_Page_
>> begin

The CPU 11 is configured to perform overall control of the printer 1. The flash ROM 13 is a rewriteable non-volatile storage element. A control program, a first table 131 (refer to FIG. 5) and a second table 132 (refer to FIG. 9), which will be described later, and the like may be stored in the flash ROM 13. The printing data that have been received from the external terminal 2, a third table 121 (refer to FIGS. 10, 15 and 21), and the like may be temporarily stored in the SRAM 12. The input/output I/F 15 may transmit data and control signals between the CPU 11 on one side and the drive portion 16, the drive motor 18, and the USB controller 20 on the other side. The drive portion 16 may drive the thermal line head 112 in accordance with the control of the CPU 11. The drive motor 18 may drive the platen roller 111 in accordance with the control of the CPU 11. The USB controller 20 is a device for performing communication with the external terminal 2 through the USB cable 3.

>> end

_Material shown_
>> begin

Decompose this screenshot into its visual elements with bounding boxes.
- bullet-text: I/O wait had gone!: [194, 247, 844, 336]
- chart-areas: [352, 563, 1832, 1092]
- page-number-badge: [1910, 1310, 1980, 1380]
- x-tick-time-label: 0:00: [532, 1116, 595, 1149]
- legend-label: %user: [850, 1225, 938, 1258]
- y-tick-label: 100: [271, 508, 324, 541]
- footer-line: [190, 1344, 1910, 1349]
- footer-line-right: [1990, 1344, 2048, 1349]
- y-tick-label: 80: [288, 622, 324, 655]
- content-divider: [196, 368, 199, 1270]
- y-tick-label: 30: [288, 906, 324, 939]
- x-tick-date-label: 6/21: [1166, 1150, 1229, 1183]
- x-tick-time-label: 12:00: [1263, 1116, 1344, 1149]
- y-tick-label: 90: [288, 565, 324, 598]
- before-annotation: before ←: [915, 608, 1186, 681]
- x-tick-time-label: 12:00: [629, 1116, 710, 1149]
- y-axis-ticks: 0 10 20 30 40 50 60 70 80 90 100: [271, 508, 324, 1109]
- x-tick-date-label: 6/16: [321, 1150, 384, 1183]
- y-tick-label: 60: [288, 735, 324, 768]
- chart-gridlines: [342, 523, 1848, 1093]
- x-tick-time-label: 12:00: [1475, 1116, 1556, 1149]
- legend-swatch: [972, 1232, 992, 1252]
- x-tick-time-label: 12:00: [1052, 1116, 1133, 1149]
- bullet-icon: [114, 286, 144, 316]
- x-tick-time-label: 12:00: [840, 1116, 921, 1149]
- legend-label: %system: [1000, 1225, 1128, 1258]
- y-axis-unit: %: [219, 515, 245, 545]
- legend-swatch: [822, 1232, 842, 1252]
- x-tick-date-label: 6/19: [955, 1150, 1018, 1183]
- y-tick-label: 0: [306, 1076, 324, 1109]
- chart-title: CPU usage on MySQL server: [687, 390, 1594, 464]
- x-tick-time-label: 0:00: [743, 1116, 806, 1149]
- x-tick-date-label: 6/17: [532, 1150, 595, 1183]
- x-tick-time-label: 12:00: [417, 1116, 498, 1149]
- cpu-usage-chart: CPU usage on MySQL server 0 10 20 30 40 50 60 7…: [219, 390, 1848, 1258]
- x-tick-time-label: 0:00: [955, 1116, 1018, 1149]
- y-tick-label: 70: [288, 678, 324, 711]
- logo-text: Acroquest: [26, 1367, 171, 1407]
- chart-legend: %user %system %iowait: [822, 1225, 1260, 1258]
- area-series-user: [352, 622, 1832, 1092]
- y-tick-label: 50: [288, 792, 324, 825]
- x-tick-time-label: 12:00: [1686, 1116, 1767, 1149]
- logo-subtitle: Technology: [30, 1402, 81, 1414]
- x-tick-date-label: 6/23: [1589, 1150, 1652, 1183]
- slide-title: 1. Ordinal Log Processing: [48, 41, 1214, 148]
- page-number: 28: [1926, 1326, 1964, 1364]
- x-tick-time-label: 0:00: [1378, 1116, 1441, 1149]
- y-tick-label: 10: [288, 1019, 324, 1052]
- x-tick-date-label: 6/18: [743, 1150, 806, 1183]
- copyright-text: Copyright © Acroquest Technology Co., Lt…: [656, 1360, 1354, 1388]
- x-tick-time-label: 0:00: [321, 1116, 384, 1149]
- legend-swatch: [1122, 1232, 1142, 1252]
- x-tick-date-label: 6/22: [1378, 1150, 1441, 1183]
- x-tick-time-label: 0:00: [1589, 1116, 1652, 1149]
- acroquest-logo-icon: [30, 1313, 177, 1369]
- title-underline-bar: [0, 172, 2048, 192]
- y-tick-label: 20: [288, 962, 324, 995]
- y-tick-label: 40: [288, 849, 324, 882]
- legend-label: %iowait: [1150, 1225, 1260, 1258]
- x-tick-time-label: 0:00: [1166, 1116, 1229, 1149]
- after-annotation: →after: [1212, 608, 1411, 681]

>> end

_Objectives_
1. In the printer passage, what does the drive motor 18 drive?
2. Transcribe the entries exactly, starting at their first line and continuing up to and including the line containing "- y-tick-label: 80: [288, 622, 324, 655]".

_Responses in order_
1. The platen roller 111.

2.
Decompose this screenshot into its visual elements with bounding boxes.
- bullet-text: I/O wait had gone!: [194, 247, 844, 336]
- chart-areas: [352, 563, 1832, 1092]
- page-number-badge: [1910, 1310, 1980, 1380]
- x-tick-time-label: 0:00: [532, 1116, 595, 1149]
- legend-label: %user: [850, 1225, 938, 1258]
- y-tick-label: 100: [271, 508, 324, 541]
- footer-line: [190, 1344, 1910, 1349]
- footer-line-right: [1990, 1344, 2048, 1349]
- y-tick-label: 80: [288, 622, 324, 655]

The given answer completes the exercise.